— start —

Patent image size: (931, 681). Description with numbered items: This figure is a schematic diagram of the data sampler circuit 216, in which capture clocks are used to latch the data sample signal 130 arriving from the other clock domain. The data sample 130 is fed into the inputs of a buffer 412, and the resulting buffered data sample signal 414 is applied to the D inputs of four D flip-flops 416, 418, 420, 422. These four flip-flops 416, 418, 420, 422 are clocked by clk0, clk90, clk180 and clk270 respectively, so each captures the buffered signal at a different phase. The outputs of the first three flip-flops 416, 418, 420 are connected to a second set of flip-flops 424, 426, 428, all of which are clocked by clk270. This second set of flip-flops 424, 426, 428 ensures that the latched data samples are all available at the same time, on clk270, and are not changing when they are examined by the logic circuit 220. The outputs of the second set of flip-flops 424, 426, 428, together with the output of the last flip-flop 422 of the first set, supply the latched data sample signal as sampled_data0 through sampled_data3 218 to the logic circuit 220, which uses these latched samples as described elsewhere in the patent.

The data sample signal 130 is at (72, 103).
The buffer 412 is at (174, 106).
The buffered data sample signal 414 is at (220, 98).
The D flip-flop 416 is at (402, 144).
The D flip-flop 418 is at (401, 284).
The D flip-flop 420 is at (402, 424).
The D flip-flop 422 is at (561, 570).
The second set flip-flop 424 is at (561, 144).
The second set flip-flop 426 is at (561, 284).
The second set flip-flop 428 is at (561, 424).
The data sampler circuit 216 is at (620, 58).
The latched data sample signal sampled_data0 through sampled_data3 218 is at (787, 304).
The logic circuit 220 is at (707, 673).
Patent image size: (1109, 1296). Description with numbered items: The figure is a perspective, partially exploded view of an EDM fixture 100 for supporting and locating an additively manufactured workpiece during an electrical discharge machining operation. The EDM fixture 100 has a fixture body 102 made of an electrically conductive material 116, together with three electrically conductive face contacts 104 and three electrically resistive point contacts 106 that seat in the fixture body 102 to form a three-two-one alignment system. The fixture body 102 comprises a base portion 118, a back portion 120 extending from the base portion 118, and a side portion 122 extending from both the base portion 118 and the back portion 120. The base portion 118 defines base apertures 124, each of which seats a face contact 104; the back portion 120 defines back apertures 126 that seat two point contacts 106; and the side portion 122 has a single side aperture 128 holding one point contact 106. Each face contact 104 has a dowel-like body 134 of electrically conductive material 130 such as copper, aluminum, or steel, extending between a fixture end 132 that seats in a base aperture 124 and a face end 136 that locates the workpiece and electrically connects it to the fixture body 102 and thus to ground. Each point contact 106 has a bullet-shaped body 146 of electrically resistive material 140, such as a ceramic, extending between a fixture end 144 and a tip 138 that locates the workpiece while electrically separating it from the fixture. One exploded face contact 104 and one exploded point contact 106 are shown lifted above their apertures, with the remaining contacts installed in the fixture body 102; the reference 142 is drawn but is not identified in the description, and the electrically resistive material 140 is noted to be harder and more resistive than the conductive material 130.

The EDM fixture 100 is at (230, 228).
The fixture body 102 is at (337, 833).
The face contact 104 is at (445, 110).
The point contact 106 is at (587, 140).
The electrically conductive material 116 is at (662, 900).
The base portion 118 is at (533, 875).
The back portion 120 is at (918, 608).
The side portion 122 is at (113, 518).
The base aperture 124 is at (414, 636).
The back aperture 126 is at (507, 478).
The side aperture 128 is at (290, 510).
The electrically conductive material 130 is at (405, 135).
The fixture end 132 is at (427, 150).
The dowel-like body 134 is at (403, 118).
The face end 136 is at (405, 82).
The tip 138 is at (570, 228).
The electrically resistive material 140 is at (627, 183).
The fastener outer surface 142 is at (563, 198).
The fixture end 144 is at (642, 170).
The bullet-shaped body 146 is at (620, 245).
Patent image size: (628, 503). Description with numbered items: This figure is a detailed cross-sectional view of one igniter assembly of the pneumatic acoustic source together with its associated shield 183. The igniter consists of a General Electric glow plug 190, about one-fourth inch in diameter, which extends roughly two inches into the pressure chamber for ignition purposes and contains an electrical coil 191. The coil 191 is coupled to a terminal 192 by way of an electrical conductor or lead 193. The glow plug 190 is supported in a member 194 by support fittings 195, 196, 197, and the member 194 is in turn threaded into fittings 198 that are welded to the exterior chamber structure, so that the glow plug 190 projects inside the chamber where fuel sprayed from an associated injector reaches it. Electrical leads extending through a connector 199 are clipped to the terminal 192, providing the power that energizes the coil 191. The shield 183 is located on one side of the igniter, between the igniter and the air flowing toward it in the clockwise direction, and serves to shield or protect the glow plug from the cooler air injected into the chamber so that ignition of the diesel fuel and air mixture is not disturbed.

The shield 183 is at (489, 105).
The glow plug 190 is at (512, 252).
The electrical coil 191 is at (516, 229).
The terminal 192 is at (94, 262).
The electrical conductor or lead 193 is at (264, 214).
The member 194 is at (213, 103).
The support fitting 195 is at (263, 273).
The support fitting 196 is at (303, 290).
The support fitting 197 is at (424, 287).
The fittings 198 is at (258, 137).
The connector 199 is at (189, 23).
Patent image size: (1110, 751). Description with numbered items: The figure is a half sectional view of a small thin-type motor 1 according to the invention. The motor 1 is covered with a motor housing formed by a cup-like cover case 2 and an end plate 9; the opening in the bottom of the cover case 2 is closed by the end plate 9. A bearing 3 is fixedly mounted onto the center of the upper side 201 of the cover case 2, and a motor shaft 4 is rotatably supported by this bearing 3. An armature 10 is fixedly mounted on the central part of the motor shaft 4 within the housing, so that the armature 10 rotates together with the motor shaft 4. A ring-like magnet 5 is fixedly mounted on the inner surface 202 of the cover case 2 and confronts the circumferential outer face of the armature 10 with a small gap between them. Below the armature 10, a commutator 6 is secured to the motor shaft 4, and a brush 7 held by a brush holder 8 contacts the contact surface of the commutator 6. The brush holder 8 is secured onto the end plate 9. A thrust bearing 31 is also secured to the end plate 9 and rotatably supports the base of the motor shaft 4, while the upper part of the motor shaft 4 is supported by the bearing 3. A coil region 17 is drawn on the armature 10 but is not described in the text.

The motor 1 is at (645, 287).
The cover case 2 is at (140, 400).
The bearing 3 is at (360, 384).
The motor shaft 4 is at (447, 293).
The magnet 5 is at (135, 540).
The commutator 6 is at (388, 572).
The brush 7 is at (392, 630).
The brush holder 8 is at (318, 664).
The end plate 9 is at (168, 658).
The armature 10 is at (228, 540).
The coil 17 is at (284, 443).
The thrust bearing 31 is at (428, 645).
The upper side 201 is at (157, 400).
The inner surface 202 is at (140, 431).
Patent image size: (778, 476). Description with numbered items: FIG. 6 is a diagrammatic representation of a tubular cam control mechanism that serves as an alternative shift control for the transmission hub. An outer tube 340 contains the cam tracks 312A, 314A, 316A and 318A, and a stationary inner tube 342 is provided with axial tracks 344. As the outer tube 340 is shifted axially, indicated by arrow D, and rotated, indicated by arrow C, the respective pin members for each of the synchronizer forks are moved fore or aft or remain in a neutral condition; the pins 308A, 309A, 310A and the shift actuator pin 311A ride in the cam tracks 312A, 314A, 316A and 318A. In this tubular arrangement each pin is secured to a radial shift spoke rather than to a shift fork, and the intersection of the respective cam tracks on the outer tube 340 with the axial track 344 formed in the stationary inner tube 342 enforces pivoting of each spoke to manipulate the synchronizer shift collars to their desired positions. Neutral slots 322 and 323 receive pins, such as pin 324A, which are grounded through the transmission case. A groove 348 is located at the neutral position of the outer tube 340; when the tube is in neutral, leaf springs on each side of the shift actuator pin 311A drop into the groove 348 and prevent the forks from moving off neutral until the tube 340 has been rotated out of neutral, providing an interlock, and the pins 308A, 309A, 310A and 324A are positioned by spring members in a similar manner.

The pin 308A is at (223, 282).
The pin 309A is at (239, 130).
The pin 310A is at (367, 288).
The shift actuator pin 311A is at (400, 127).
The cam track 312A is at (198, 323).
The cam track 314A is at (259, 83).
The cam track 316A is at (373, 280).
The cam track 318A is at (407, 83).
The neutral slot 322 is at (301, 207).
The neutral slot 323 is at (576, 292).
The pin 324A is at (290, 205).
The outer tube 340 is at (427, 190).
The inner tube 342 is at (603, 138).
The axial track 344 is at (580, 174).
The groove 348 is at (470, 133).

— end —

- _AIM_
Rewrite everything from the line containing "Patent image size: (628, 503)." down to the line containing "The connector 199 is at (189, 23).", swapping "cross-sectional" for "cutaway" and keeping the rest the same.

- _TASK OUTPUT_
Patent image size: (628, 503). Description with numbered items: This figure is a detailed cutaway view of one igniter assembly of the pneumatic acoustic source together with its associated shield 183. The igniter consists of a General Electric glow plug 190, about one-fourth inch in diameter, which extends roughly two inches into the pressure chamber for ignition purposes and contains an electrical coil 191. The coil 191 is coupled to a terminal 192 by way of an electrical conductor or lead 193. The glow plug 190 is supported in a member 194 by support fittings 195, 196, 197, and the member 194 is in turn threaded into fittings 198 that are welded to the exterior chamber structure, so that the glow plug 190 projects inside the chamber where fuel sprayed from an associated injector reaches it. Electrical leads extending through a connector 199 are clipped to the terminal 192, providing the power that energizes the coil 191. The shield 183 is located on one side of the igniter, between the igniter and the air flowing toward it in the clockwise direction, and serves to shield or protect the glow plug from the cooler air injected into the chamber so that ignition of the diesel fuel and air mixture is not disturbed.

The shield 183 is at (489, 105).
The glow plug 190 is at (512, 252).
The electrical coil 191 is at (516, 229).
The terminal 192 is at (94, 262).
The electrical conductor or lead 193 is at (264, 214).
The member 194 is at (213, 103).
The support fitting 195 is at (263, 273).
The support fitting 196 is at (303, 290).
The support fitting 197 is at (424, 287).
The fittings 198 is at (258, 137).
The connector 199 is at (189, 23).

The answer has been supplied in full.